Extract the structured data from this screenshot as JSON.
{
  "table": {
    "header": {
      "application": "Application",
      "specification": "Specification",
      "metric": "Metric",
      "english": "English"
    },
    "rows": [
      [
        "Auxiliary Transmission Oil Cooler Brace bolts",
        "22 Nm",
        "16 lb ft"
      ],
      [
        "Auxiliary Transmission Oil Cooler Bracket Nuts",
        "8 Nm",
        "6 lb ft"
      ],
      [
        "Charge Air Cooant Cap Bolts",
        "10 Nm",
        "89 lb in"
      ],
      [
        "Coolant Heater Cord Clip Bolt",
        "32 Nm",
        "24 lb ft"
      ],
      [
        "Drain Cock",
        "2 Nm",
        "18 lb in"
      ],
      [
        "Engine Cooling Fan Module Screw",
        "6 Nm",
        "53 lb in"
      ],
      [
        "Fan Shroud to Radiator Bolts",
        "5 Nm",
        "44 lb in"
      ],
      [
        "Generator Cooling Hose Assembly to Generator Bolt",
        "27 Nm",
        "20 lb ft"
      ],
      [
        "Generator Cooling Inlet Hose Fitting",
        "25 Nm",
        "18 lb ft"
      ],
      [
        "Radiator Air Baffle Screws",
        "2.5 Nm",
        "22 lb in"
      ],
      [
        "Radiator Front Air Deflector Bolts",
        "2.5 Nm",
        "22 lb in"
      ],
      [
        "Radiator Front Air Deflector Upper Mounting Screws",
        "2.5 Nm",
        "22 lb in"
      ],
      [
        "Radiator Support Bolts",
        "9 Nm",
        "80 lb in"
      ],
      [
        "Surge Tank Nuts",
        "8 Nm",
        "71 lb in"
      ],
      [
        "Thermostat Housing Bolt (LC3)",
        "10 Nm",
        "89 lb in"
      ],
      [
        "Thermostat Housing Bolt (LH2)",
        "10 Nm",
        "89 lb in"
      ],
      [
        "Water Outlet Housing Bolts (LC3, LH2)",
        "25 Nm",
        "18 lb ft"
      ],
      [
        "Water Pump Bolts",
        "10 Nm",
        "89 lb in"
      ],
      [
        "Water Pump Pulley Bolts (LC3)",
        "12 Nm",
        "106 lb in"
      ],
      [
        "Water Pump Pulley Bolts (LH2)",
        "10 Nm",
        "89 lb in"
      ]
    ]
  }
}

-.-.-

= Objective =
Restate the listing above word for word.

= Complete response =
Extract the structured data from this screenshot as JSON.
{
  "table": {
    "header": {
      "application": "Application",
      "specification": "Specification",
      "metric": "Metric",
      "english": "English"
    },
    "rows": [
      [
        "Auxiliary Transmission Oil Cooler Brace bolts",
        "22 Nm",
        "16 lb ft"
      ],
      [
        "Auxiliary Transmission Oil Cooler Bracket Nuts",
        "8 Nm",
        "6 lb ft"
      ],
      [
        "Charge Air Cooant Cap Bolts",
        "10 Nm",
        "89 lb in"
      ],
      [
        "Coolant Heater Cord Clip Bolt",
        "32 Nm",
        "24 lb ft"
      ],
      [
        "Drain Cock",
        "2 Nm",
        "18 lb in"
      ],
      [
        "Engine Cooling Fan Module Screw",
        "6 Nm",
        "53 lb in"
      ],
      [
        "Fan Shroud to Radiator Bolts",
        "5 Nm",
        "44 lb in"
      ],
      [
        "Generator Cooling Hose Assembly to Generator Bolt",
        "27 Nm",
        "20 lb ft"
      ],
      [
        "Generator Cooling Inlet Hose Fitting",
        "25 Nm",
        "18 lb ft"
      ],
      [
        "Radiator Air Baffle Screws",
        "2.5 Nm",
        "22 lb in"
      ],
      [
        "Radiator Front Air Deflector Bolts",
        "2.5 Nm",
        "22 lb in"
      ],
      [
        "Radiator Front Air Deflector Upper Mounting Screws",
        "2.5 Nm",
        "22 lb in"
      ],
      [
        "Radiator Support Bolts",
        "9 Nm",
        "80 lb in"
      ],
      [
        "Surge Tank Nuts",
        "8 Nm",
        "71 lb in"
      ],
      [
        "Thermostat Housing Bolt (LC3)",
        "10 Nm",
        "89 lb in"
      ],
      [
        "Thermostat Housing Bolt (LH2)",
        "10 Nm",
        "89 lb in"
      ],
      [
        "Water Outlet Housing Bolts (LC3, LH2)",
        "25 Nm",
        "18 lb ft"
      ],
      [
        "Water Pump Bolts",
        "10 Nm",
        "89 lb in"
      ],
      [
        "Water Pump Pulley Bolts (LC3)",
        "12 Nm",
        "106 lb in"
      ],
      [
        "Water Pump Pulley Bolts (LH2)",
        "10 Nm",
        "89 lb in"
      ]
    ]
  }
}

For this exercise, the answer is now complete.